▶ [页面摘录]:
玫瑰幻想 发表于 2013-11-9 00:32
您这样做是对的。
但是您需要注意2点:
谢谢玫瑰版主!我现在还有一个疑问,就是让两个这种数组进行行—行相乘,我使用上面的方法,以下是我的代码,结果无法正确显示:- Complex * temporary_signal;
- cudaMalloc((void **)&temporary_signal, 256*4096*sizeof(Complex));
- memset(temporary_signal,0,256*4096*sizeof(Complex));
- Complex * temporary_filter;
- cudaMalloc((void **)&temporary_filter, 256*4096*sizeof(Complex));
- memset(temporary_filter,0,256*4096*sizeof(Complex));
- dim3 dimBlock(256,1);
- dim3 dimGrid((4096+dimBlock.x-1)/dimBlock.x,(32+dimBlock.y-1)/dimBlock.y);
- ComplexPointwiseMulAndScale<<<dimGrid,dimBlock>>>(d_signal,d_filter,temporary_signal,temporary_filter,4096,1.0f/4096);
-
- //频域相乘的内核函数
- static __global__ void ComplexPointwiseMulAndScale(Complex* a,Complex* b,Complex* c,Complex* d, int size, float scale)

▶ [任务目标]:
从最后一行之后接着写这段关于 CUDA 复数数组相乘的论坛帖子。 完成本任务用不到这些记录。

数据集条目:

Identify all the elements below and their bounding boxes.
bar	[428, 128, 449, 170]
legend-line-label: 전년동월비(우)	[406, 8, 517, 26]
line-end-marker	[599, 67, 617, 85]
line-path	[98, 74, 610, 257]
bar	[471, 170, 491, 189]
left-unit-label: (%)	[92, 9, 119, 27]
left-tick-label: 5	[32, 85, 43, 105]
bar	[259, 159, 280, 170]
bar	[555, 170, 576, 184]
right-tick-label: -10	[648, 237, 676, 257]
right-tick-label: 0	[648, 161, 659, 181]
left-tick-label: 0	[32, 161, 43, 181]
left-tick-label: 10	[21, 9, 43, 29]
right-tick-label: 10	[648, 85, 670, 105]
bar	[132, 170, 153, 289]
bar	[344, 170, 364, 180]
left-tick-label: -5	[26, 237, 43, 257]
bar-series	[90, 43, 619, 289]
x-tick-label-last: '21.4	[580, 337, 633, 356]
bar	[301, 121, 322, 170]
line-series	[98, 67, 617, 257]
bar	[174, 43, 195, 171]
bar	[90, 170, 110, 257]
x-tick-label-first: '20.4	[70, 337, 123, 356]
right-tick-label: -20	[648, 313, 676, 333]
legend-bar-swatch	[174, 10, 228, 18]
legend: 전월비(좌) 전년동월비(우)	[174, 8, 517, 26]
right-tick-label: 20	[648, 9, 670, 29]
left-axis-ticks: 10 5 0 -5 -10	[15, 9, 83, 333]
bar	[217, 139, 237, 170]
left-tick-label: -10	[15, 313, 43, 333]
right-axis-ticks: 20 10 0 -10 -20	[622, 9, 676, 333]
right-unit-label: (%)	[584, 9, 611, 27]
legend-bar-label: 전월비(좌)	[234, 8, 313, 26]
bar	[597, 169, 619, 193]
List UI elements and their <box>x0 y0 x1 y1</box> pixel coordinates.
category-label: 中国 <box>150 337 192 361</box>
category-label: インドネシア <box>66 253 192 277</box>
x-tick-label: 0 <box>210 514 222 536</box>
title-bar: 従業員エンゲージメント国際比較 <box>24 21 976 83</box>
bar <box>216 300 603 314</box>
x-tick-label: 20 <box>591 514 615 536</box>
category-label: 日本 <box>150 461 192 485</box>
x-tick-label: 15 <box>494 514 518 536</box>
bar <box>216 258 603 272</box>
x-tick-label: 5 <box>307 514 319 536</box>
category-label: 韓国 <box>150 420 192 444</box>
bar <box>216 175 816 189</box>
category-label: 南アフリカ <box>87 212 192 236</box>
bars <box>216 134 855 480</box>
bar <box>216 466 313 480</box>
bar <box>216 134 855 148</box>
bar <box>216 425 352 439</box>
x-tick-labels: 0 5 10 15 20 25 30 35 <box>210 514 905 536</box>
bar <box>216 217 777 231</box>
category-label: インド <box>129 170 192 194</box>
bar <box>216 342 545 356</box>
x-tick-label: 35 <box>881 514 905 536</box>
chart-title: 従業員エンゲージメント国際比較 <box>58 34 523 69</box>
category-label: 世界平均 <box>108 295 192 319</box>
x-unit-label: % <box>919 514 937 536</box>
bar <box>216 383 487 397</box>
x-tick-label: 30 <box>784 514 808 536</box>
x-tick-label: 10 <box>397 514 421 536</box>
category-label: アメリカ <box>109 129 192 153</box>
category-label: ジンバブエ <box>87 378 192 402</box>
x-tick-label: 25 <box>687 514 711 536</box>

▶ [正确答案]:
- {
- const int tid = blockIdx.x * blockDim.x + threadIdx.x;
- const int bid = blockIdx.y
- const int numThreads=blockDim.x*gridDim.x;
- c[tid]=a[bid*4096+tid];
- d[tid]=b[bid*4096+tid];
-
- for (int g = tid; g < 4096; g +=numThreads)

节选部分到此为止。